Dataset records
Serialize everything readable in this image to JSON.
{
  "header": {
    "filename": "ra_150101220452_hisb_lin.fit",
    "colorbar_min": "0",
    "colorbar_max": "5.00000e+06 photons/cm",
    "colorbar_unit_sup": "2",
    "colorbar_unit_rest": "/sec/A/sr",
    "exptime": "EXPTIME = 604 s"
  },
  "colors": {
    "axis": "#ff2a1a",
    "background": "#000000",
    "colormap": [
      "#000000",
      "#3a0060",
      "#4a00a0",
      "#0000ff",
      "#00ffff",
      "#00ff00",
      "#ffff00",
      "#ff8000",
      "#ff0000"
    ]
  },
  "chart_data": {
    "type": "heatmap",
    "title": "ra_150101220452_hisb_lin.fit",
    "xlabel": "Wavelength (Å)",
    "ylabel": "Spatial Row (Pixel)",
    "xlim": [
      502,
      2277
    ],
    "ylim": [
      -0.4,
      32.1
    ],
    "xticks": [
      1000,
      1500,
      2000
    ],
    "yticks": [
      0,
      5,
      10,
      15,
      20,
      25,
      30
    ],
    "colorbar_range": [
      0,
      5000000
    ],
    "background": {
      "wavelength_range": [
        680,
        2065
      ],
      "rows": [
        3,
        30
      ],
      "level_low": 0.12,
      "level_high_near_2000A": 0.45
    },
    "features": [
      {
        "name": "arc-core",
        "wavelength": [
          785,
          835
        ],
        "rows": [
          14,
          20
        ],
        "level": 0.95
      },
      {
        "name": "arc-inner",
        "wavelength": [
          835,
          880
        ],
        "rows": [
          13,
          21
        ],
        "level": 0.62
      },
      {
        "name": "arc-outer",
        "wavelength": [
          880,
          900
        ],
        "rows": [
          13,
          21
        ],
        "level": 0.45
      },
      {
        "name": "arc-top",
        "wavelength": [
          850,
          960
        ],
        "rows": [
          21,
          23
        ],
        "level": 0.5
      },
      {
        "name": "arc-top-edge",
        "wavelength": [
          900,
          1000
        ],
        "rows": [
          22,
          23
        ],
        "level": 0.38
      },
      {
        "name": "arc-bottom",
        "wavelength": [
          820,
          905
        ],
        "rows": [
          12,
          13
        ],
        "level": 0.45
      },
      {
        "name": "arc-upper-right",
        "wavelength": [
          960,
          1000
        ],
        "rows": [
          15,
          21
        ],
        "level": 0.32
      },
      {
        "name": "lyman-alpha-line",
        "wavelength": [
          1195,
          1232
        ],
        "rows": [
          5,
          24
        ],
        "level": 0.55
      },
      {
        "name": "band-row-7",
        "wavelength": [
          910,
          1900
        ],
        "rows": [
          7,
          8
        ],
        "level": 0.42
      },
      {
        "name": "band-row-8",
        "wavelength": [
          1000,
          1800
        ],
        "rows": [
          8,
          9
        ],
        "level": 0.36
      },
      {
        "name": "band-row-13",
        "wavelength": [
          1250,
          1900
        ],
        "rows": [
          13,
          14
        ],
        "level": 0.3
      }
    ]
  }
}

**BRIEF**
Check the records above line by line and tally those holding the string "band". Answer with the number only.

**RESULT FOR THIS TASK**
3